→ **TASK OBJECTIVE**
Reproduce the data exactly and drop any pictures it holds.

→ **PROVIDED RECORDS**
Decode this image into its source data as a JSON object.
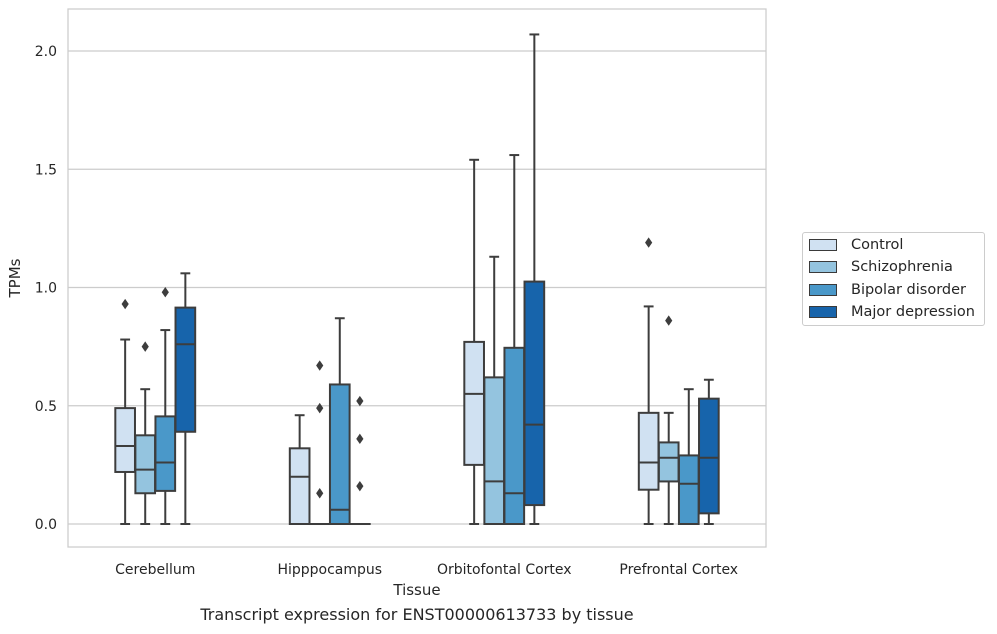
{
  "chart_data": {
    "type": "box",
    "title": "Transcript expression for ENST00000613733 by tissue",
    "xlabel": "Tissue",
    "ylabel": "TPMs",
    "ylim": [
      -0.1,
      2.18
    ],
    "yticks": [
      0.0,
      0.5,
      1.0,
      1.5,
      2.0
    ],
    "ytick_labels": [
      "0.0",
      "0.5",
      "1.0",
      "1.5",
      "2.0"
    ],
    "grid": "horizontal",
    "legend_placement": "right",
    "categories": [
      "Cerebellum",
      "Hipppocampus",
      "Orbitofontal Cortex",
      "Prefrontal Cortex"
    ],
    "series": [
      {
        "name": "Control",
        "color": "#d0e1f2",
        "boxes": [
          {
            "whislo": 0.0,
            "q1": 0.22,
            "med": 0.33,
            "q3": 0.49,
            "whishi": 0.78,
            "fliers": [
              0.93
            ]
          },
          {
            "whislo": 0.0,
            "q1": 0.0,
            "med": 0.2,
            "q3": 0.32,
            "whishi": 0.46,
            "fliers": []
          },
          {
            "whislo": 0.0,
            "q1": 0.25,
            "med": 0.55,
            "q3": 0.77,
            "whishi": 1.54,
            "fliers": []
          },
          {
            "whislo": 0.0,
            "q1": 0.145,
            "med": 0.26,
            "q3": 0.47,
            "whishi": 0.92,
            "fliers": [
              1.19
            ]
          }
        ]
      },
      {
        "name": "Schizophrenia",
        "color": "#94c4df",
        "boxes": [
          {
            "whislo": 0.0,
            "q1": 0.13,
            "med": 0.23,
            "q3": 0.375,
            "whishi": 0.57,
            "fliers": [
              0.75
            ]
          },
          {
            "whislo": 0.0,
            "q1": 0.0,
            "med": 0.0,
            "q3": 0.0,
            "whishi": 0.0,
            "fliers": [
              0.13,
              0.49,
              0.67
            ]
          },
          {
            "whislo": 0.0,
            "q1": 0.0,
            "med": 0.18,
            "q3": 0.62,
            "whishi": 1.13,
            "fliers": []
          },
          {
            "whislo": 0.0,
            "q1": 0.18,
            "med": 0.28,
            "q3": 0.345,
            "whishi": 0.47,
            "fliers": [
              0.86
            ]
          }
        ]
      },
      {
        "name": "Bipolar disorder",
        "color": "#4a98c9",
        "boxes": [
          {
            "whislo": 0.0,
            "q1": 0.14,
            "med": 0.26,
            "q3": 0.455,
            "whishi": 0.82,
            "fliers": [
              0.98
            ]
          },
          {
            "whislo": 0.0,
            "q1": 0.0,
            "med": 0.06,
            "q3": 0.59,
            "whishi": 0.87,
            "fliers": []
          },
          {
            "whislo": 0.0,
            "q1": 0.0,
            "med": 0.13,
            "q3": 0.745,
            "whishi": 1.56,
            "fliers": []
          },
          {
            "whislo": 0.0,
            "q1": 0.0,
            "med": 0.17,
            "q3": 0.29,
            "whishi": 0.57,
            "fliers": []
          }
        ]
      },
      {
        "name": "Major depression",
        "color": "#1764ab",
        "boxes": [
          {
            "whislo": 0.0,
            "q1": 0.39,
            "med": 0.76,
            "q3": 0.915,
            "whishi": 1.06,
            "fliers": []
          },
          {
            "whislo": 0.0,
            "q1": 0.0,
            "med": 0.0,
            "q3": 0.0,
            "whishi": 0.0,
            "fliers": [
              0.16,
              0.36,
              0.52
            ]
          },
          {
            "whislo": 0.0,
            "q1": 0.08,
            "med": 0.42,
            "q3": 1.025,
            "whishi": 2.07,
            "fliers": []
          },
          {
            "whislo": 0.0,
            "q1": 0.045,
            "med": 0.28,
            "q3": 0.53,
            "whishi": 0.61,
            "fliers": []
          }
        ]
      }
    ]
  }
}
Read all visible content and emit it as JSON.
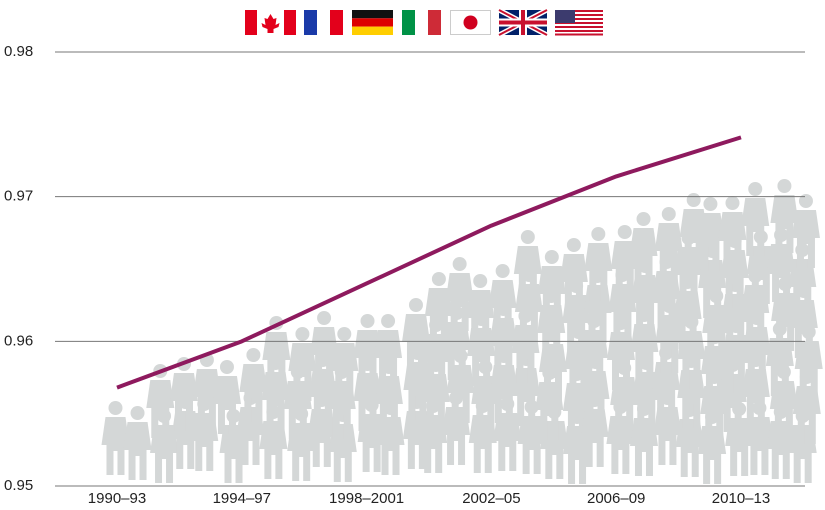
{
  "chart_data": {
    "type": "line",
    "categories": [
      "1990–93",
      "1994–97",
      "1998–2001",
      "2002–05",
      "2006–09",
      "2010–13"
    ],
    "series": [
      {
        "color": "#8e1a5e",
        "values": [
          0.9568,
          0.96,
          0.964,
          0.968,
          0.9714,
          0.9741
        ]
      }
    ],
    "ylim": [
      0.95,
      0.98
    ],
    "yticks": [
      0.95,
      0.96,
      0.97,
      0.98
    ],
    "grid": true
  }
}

→ **ANSWER TO THIS EXERCISE**
Decode this image into its source data as a JSON object.
{
  "chart_data": {
    "type": "box",
    "title": "Transcript expression for ENST00000613733 by tissue",
    "xlabel": "Tissue",
    "ylabel": "TPMs",
    "ylim": [
      -0.1,
      2.18
    ],
    "yticks": [
      0.0,
      0.5,
      1.0,
      1.5,
      2.0
    ],
    "ytick_labels": [
      "0.0",
      "0.5",
      "1.0",
      "1.5",
      "2.0"
    ],
    "grid": "horizontal",
    "legend_placement": "right",
    "categories": [
      "Cerebellum",
      "Hipppocampus",
      "Orbitofontal Cortex",
      "Prefrontal Cortex"
    ],
    "series": [
      {
        "name": "Control",
        "color": "#d0e1f2",
        "boxes": [
          {
            "whislo": 0.0,
            "q1": 0.22,
            "med": 0.33,
            "q3": 0.49,
            "whishi": 0.78,
            "fliers": [
              0.93
            ]
          },
          {
            "whislo": 0.0,
            "q1": 0.0,
            "med": 0.2,
            "q3": 0.32,
            "whishi": 0.46,
            "fliers": []
          },
          {
            "whislo": 0.0,
            "q1": 0.25,
            "med": 0.55,
            "q3": 0.77,
            "whishi": 1.54,
            "fliers": []
          },
          {
            "whislo": 0.0,
            "q1": 0.145,
            "med": 0.26,
            "q3": 0.47,
            "whishi": 0.92,
            "fliers": [
              1.19
            ]
          }
        ]
      },
      {
        "name": "Schizophrenia",
        "color": "#94c4df",
        "boxes": [
          {
            "whislo": 0.0,
            "q1": 0.13,
            "med": 0.23,
            "q3": 0.375,
            "whishi": 0.57,
            "fliers": [
              0.75
            ]
          },
          {
            "whislo": 0.0,
            "q1": 0.0,
            "med": 0.0,
            "q3": 0.0,
            "whishi": 0.0,
            "fliers": [
              0.13,
              0.49,
              0.67
            ]
          },
          {
            "whislo": 0.0,
            "q1": 0.0,
            "med": 0.18,
            "q3": 0.62,
            "whishi": 1.13,
            "fliers": []
          },
          {
            "whislo": 0.0,
            "q1": 0.18,
            "med": 0.28,
            "q3": 0.345,
            "whishi": 0.47,
            "fliers": [
              0.86
            ]
          }
        ]
      },
      {
        "name": "Bipolar disorder",
        "color": "#4a98c9",
        "boxes": [
          {
            "whislo": 0.0,
            "q1": 0.14,
            "med": 0.26,
            "q3": 0.455,
            "whishi": 0.82,
            "fliers": [
              0.98
            ]
          },
          {
            "whislo": 0.0,
            "q1": 0.0,
            "med": 0.06,
            "q3": 0.59,
            "whishi": 0.87,
            "fliers": []
          },
          {
            "whislo": 0.0,
            "q1": 0.0,
            "med": 0.13,
            "q3": 0.745,
            "whishi": 1.56,
            "fliers": []
          },
          {
            "whislo": 0.0,
            "q1": 0.0,
            "med": 0.17,
            "q3": 0.29,
            "whishi": 0.57,
            "fliers": []
          }
        ]
      },
      {
        "name": "Major depression",
        "color": "#1764ab",
        "boxes": [
          {
            "whislo": 0.0,
            "q1": 0.39,
            "med": 0.76,
            "q3": 0.915,
            "whishi": 1.06,
            "fliers": []
          },
          {
            "whislo": 0.0,
            "q1": 0.0,
            "med": 0.0,
            "q3": 0.0,
            "whishi": 0.0,
            "fliers": [
              0.16,
              0.36,
              0.52
            ]
          },
          {
            "whislo": 0.0,
            "q1": 0.08,
            "med": 0.42,
            "q3": 1.025,
            "whishi": 2.07,
            "fliers": []
          },
          {
            "whislo": 0.0,
            "q1": 0.045,
            "med": 0.28,
            "q3": 0.53,
            "whishi": 0.61,
            "fliers": []
          }
        ]
      }
    ]
  }
}
Read all visible content and emit it as JSON.
{
  "chart_data": {
    "type": "line",
    "categories": [
      "1990–93",
      "1994–97",
      "1998–2001",
      "2002–05",
      "2006–09",
      "2010–13"
    ],
    "series": [
      {
        "color": "#8e1a5e",
        "values": [
          0.9568,
          0.96,
          0.964,
          0.968,
          0.9714,
          0.9741
        ]
      }
    ],
    "ylim": [
      0.95,
      0.98
    ],
    "yticks": [
      0.95,
      0.96,
      0.97,
      0.98
    ],
    "grid": true
  }
}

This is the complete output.